(Data items)
%%

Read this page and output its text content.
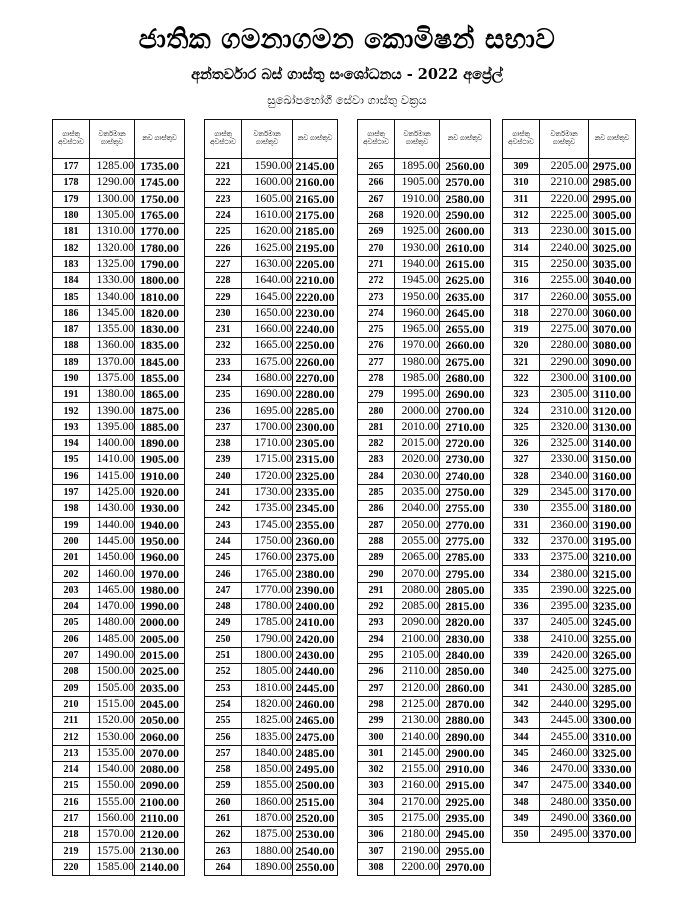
ජාතික ගමනාගමන කොමිෂන් සභාව
අන්තර්වාර බස් ගාස්තු සංශෝධනය - 2022 අප්‍රේල්
සුඛෝපභෝගී සේවා ගාස්තු වක්‍රය
ගාස්තු අවස්ථාව	වර්තමාන ගාස්තුව	නව ගාස්තුව
177	1285.00	1735.00
178	1290.00	1745.00
179	1300.00	1750.00
180	1305.00	1765.00
181	1310.00	1770.00
182	1320.00	1780.00
183	1325.00	1790.00
184	1330.00	1800.00
185	1340.00	1810.00
186	1345.00	1820.00
187	1355.00	1830.00
188	1360.00	1835.00
189	1370.00	1845.00
190	1375.00	1855.00
191	1380.00	1865.00
192	1390.00	1875.00
193	1395.00	1885.00
194	1400.00	1890.00
195	1410.00	1905.00
196	1415.00	1910.00
197	1425.00	1920.00
198	1430.00	1930.00
199	1440.00	1940.00
200	1445.00	1950.00
201	1450.00	1960.00
202	1460.00	1970.00
203	1465.00	1980.00
204	1470.00	1990.00
205	1480.00	2000.00
206	1485.00	2005.00
207	1490.00	2015.00
208	1500.00	2025.00
209	1505.00	2035.00
210	1515.00	2045.00
211	1520.00	2050.00
212	1530.00	2060.00
213	1535.00	2070.00
214	1540.00	2080.00
215	1550.00	2090.00
216	1555.00	2100.00
217	1560.00	2110.00
218	1570.00	2120.00
219	1575.00	2130.00
220	1585.00	2140.00
ගාස්තු අවස්ථාව	වර්තමාන ගාස්තුව	නව ගාස්තුව
221	1590.00	2145.00
222	1600.00	2160.00
223	1605.00	2165.00
224	1610.00	2175.00
225	1620.00	2185.00
226	1625.00	2195.00
227	1630.00	2205.00
228	1640.00	2210.00
229	1645.00	2220.00
230	1650.00	2230.00
231	1660.00	2240.00
232	1665.00	2250.00
233	1675.00	2260.00
234	1680.00	2270.00
235	1690.00	2280.00
236	1695.00	2285.00
237	1700.00	2300.00
238	1710.00	2305.00
239	1715.00	2315.00
240	1720.00	2325.00
241	1730.00	2335.00
242	1735.00	2345.00
243	1745.00	2355.00
244	1750.00	2360.00
245	1760.00	2375.00
246	1765.00	2380.00
247	1770.00	2390.00
248	1780.00	2400.00
249	1785.00	2410.00
250	1790.00	2420.00
251	1800.00	2430.00
252	1805.00	2440.00
253	1810.00	2445.00
254	1820.00	2460.00
255	1825.00	2465.00
256	1835.00	2475.00
257	1840.00	2485.00
258	1850.00	2495.00
259	1855.00	2500.00
260	1860.00	2515.00
261	1870.00	2520.00
262	1875.00	2530.00
263	1880.00	2540.00
264	1890.00	2550.00
ගාස්තු අවස්ථාව	වර්තමාන ගාස්තුව	නව ගාස්තුව
265	1895.00	2560.00
266	1905.00	2570.00
267	1910.00	2580.00
268	1920.00	2590.00
269	1925.00	2600.00
270	1930.00	2610.00
271	1940.00	2615.00
272	1945.00	2625.00
273	1950.00	2635.00
274	1960.00	2645.00
275	1965.00	2655.00
276	1970.00	2660.00
277	1980.00	2675.00
278	1985.00	2680.00
279	1995.00	2690.00
280	2000.00	2700.00
281	2010.00	2710.00
282	2015.00	2720.00
283	2020.00	2730.00
284	2030.00	2740.00
285	2035.00	2750.00
286	2040.00	2755.00
287	2050.00	2770.00
288	2055.00	2775.00
289	2065.00	2785.00
290	2070.00	2795.00
291	2080.00	2805.00
292	2085.00	2815.00
293	2090.00	2820.00
294	2100.00	2830.00
295	2105.00	2840.00
296	2110.00	2850.00
297	2120.00	2860.00
298	2125.00	2870.00
299	2130.00	2880.00
300	2140.00	2890.00
301	2145.00	2900.00
302	2155.00	2910.00
303	2160.00	2915.00
304	2170.00	2925.00
305	2175.00	2935.00
306	2180.00	2945.00
307	2190.00	2955.00
308	2200.00	2970.00
ගාස්තු අවස්ථාව	වර්තමාන ගාස්තුව	නව ගාස්තුව
309	2205.00	2975.00
310	2210.00	2985.00
311	2220.00	2995.00
312	2225.00	3005.00
313	2230.00	3015.00
314	2240.00	3025.00
315	2250.00	3035.00
316	2255.00	3040.00
317	2260.00	3055.00
318	2270.00	3060.00
319	2275.00	3070.00
320	2280.00	3080.00
321	2290.00	3090.00
322	2300.00	3100.00
323	2305.00	3110.00
324	2310.00	3120.00
325	2320.00	3130.00
326	2325.00	3140.00
327	2330.00	3150.00
328	2340.00	3160.00
329	2345.00	3170.00
330	2355.00	3180.00
331	2360.00	3190.00
332	2370.00	3195.00
333	2375.00	3210.00
334	2380.00	3215.00
335	2390.00	3225.00
336	2395.00	3235.00
337	2405.00	3245.00
338	2410.00	3255.00
339	2420.00	3265.00
340	2425.00	3275.00
341	2430.00	3285.00
342	2440.00	3295.00
343	2445.00	3300.00
344	2455.00	3310.00
345	2460.00	3325.00
346	2470.00	3330.00
347	2475.00	3340.00
348	2480.00	3350.00
349	2490.00	3360.00
350	2495.00	3370.00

%%

→ Exercise
Copy the material above in full and exactly, skipping pictures.

→ Answer to this exercise
Read this page and output its text content.
ජාතික ගමනාගමන කොමිෂන් සභාව
අන්තර්වාර බස් ගාස්තු සංශෝධනය - 2022 අප්‍රේල්
සුඛෝපභෝගී සේවා ගාස්තු වක්‍රය
ගාස්තු අවස්ථාව	වර්තමාන ගාස්තුව	නව ගාස්තුව
177	1285.00	1735.00
178	1290.00	1745.00
179	1300.00	1750.00
180	1305.00	1765.00
181	1310.00	1770.00
182	1320.00	1780.00
183	1325.00	1790.00
184	1330.00	1800.00
185	1340.00	1810.00
186	1345.00	1820.00
187	1355.00	1830.00
188	1360.00	1835.00
189	1370.00	1845.00
190	1375.00	1855.00
191	1380.00	1865.00
192	1390.00	1875.00
193	1395.00	1885.00
194	1400.00	1890.00
195	1410.00	1905.00
196	1415.00	1910.00
197	1425.00	1920.00
198	1430.00	1930.00
199	1440.00	1940.00
200	1445.00	1950.00
201	1450.00	1960.00
202	1460.00	1970.00
203	1465.00	1980.00
204	1470.00	1990.00
205	1480.00	2000.00
206	1485.00	2005.00
207	1490.00	2015.00
208	1500.00	2025.00
209	1505.00	2035.00
210	1515.00	2045.00
211	1520.00	2050.00
212	1530.00	2060.00
213	1535.00	2070.00
214	1540.00	2080.00
215	1550.00	2090.00
216	1555.00	2100.00
217	1560.00	2110.00
218	1570.00	2120.00
219	1575.00	2130.00
220	1585.00	2140.00
ගාස්තු අවස්ථාව	වර්තමාන ගාස්තුව	නව ගාස්තුව
221	1590.00	2145.00
222	1600.00	2160.00
223	1605.00	2165.00
224	1610.00	2175.00
225	1620.00	2185.00
226	1625.00	2195.00
227	1630.00	2205.00
228	1640.00	2210.00
229	1645.00	2220.00
230	1650.00	2230.00
231	1660.00	2240.00
232	1665.00	2250.00
233	1675.00	2260.00
234	1680.00	2270.00
235	1690.00	2280.00
236	1695.00	2285.00
237	1700.00	2300.00
238	1710.00	2305.00
239	1715.00	2315.00
240	1720.00	2325.00
241	1730.00	2335.00
242	1735.00	2345.00
243	1745.00	2355.00
244	1750.00	2360.00
245	1760.00	2375.00
246	1765.00	2380.00
247	1770.00	2390.00
248	1780.00	2400.00
249	1785.00	2410.00
250	1790.00	2420.00
251	1800.00	2430.00
252	1805.00	2440.00
253	1810.00	2445.00
254	1820.00	2460.00
255	1825.00	2465.00
256	1835.00	2475.00
257	1840.00	2485.00
258	1850.00	2495.00
259	1855.00	2500.00
260	1860.00	2515.00
261	1870.00	2520.00
262	1875.00	2530.00
263	1880.00	2540.00
264	1890.00	2550.00
ගාස්තු අවස්ථාව	වර්තමාන ගාස්තුව	නව ගාස්තුව
265	1895.00	2560.00
266	1905.00	2570.00
267	1910.00	2580.00
268	1920.00	2590.00
269	1925.00	2600.00
270	1930.00	2610.00
271	1940.00	2615.00
272	1945.00	2625.00
273	1950.00	2635.00
274	1960.00	2645.00
275	1965.00	2655.00
276	1970.00	2660.00
277	1980.00	2675.00
278	1985.00	2680.00
279	1995.00	2690.00
280	2000.00	2700.00
281	2010.00	2710.00
282	2015.00	2720.00
283	2020.00	2730.00
284	2030.00	2740.00
285	2035.00	2750.00
286	2040.00	2755.00
287	2050.00	2770.00
288	2055.00	2775.00
289	2065.00	2785.00
290	2070.00	2795.00
291	2080.00	2805.00
292	2085.00	2815.00
293	2090.00	2820.00
294	2100.00	2830.00
295	2105.00	2840.00
296	2110.00	2850.00
297	2120.00	2860.00
298	2125.00	2870.00
299	2130.00	2880.00
300	2140.00	2890.00
301	2145.00	2900.00
302	2155.00	2910.00
303	2160.00	2915.00
304	2170.00	2925.00
305	2175.00	2935.00
306	2180.00	2945.00
307	2190.00	2955.00
308	2200.00	2970.00
ගාස්තු අවස්ථාව	වර්තමාන ගාස්තුව	නව ගාස්තුව
309	2205.00	2975.00
310	2210.00	2985.00
311	2220.00	2995.00
312	2225.00	3005.00
313	2230.00	3015.00
314	2240.00	3025.00
315	2250.00	3035.00
316	2255.00	3040.00
317	2260.00	3055.00
318	2270.00	3060.00
319	2275.00	3070.00
320	2280.00	3080.00
321	2290.00	3090.00
322	2300.00	3100.00
323	2305.00	3110.00
324	2310.00	3120.00
325	2320.00	3130.00
326	2325.00	3140.00
327	2330.00	3150.00
328	2340.00	3160.00
329	2345.00	3170.00
330	2355.00	3180.00
331	2360.00	3190.00
332	2370.00	3195.00
333	2375.00	3210.00
334	2380.00	3215.00
335	2390.00	3225.00
336	2395.00	3235.00
337	2405.00	3245.00
338	2410.00	3255.00
339	2420.00	3265.00
340	2425.00	3275.00
341	2430.00	3285.00
342	2440.00	3295.00
343	2445.00	3300.00
344	2455.00	3310.00
345	2460.00	3325.00
346	2470.00	3330.00
347	2475.00	3340.00
348	2480.00	3350.00
349	2490.00	3360.00
350	2495.00	3370.00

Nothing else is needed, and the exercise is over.